* **Written request**: Give the records back in full, exactly as they read.

* **Entries shown**:
>> begin
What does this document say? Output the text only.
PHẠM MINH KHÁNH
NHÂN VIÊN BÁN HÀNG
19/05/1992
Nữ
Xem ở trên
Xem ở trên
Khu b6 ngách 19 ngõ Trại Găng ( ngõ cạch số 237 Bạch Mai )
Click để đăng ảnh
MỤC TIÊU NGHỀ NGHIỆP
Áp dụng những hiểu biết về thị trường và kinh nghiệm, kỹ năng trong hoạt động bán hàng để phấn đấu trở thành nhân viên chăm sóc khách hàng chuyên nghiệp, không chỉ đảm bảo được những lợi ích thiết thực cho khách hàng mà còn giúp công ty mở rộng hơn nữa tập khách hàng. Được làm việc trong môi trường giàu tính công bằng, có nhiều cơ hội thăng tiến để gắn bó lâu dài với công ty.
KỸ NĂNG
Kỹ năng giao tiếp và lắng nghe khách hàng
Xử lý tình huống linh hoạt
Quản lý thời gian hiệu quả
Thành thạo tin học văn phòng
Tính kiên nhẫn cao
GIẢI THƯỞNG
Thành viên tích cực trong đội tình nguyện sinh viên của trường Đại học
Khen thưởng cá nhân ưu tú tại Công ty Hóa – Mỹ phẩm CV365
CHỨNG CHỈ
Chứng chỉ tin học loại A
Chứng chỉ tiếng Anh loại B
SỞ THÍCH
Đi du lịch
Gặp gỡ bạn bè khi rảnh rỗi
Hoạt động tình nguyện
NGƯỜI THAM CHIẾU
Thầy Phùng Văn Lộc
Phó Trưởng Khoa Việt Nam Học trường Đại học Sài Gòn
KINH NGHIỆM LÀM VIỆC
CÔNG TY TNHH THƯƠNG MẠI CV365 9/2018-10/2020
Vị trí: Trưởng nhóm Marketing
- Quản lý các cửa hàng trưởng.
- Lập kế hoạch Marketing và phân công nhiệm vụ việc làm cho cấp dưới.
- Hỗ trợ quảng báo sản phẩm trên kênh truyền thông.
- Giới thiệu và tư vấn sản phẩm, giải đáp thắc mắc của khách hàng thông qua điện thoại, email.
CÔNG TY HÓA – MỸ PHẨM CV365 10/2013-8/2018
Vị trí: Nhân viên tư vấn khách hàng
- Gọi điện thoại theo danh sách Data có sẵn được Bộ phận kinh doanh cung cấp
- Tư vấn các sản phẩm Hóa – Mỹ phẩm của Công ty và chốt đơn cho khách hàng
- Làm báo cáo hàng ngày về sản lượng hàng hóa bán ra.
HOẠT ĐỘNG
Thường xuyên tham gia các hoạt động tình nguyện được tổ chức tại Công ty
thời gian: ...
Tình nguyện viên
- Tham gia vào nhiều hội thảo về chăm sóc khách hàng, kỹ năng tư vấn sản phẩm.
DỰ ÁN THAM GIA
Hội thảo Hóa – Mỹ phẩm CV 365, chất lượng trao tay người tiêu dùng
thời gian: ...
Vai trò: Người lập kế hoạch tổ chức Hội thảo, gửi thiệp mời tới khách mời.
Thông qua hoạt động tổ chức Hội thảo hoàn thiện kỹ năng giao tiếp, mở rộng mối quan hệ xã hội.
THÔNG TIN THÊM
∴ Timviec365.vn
>> end
* **Final answer**:
What does this document say? Output the text only.
PHẠM MINH KHÁNH
NHÂN VIÊN BÁN HÀNG
19/05/1992
Nữ
Xem ở trên
Xem ở trên
Khu b6 ngách 19 ngõ Trại Găng ( ngõ cạch số 237 Bạch Mai )
Click để đăng ảnh
MỤC TIÊU NGHỀ NGHIỆP
Áp dụng những hiểu biết về thị trường và kinh nghiệm, kỹ năng trong hoạt động bán hàng để phấn đấu trở thành nhân viên chăm sóc khách hàng chuyên nghiệp, không chỉ đảm bảo được những lợi ích thiết thực cho khách hàng mà còn giúp công ty mở rộng hơn nữa tập khách hàng. Được làm việc trong môi trường giàu tính công bằng, có nhiều cơ hội thăng tiến để gắn bó lâu dài với công ty.
KỸ NĂNG
Kỹ năng giao tiếp và lắng nghe khách hàng
Xử lý tình huống linh hoạt
Quản lý thời gian hiệu quả
Thành thạo tin học văn phòng
Tính kiên nhẫn cao
GIẢI THƯỞNG
Thành viên tích cực trong đội tình nguyện sinh viên của trường Đại học
Khen thưởng cá nhân ưu tú tại Công ty Hóa – Mỹ phẩm CV365
CHỨNG CHỈ
Chứng chỉ tin học loại A
Chứng chỉ tiếng Anh loại B
SỞ THÍCH
Đi du lịch
Gặp gỡ bạn bè khi rảnh rỗi
Hoạt động tình nguyện
NGƯỜI THAM CHIẾU
Thầy Phùng Văn Lộc
Phó Trưởng Khoa Việt Nam Học trường Đại học Sài Gòn
KINH NGHIỆM LÀM VIỆC
CÔNG TY TNHH THƯƠNG MẠI CV365 9/2018-10/2020
Vị trí: Trưởng nhóm Marketing
- Quản lý các cửa hàng trưởng.
- Lập kế hoạch Marketing và phân công nhiệm vụ việc làm cho cấp dưới.
- Hỗ trợ quảng báo sản phẩm trên kênh truyền thông.
- Giới thiệu và tư vấn sản phẩm, giải đáp thắc mắc của khách hàng thông qua điện thoại, email.
CÔNG TY HÓA – MỸ PHẨM CV365 10/2013-8/2018
Vị trí: Nhân viên tư vấn khách hàng
- Gọi điện thoại theo danh sách Data có sẵn được Bộ phận kinh doanh cung cấp
- Tư vấn các sản phẩm Hóa – Mỹ phẩm của Công ty và chốt đơn cho khách hàng
- Làm báo cáo hàng ngày về sản lượng hàng hóa bán ra.
HOẠT ĐỘNG
Thường xuyên tham gia các hoạt động tình nguyện được tổ chức tại Công ty
thời gian: ...
Tình nguyện viên
- Tham gia vào nhiều hội thảo về chăm sóc khách hàng, kỹ năng tư vấn sản phẩm.
DỰ ÁN THAM GIA
Hội thảo Hóa – Mỹ phẩm CV 365, chất lượng trao tay người tiêu dùng
thời gian: ...
Vai trò: Người lập kế hoạch tổ chức Hội thảo, gửi thiệp mời tới khách mời.
Thông qua hoạt động tổ chức Hội thảo hoàn thiện kỹ năng giao tiếp, mở rộng mối quan hệ xã hội.
THÔNG TIN THÊM
∴ Timviec365.vn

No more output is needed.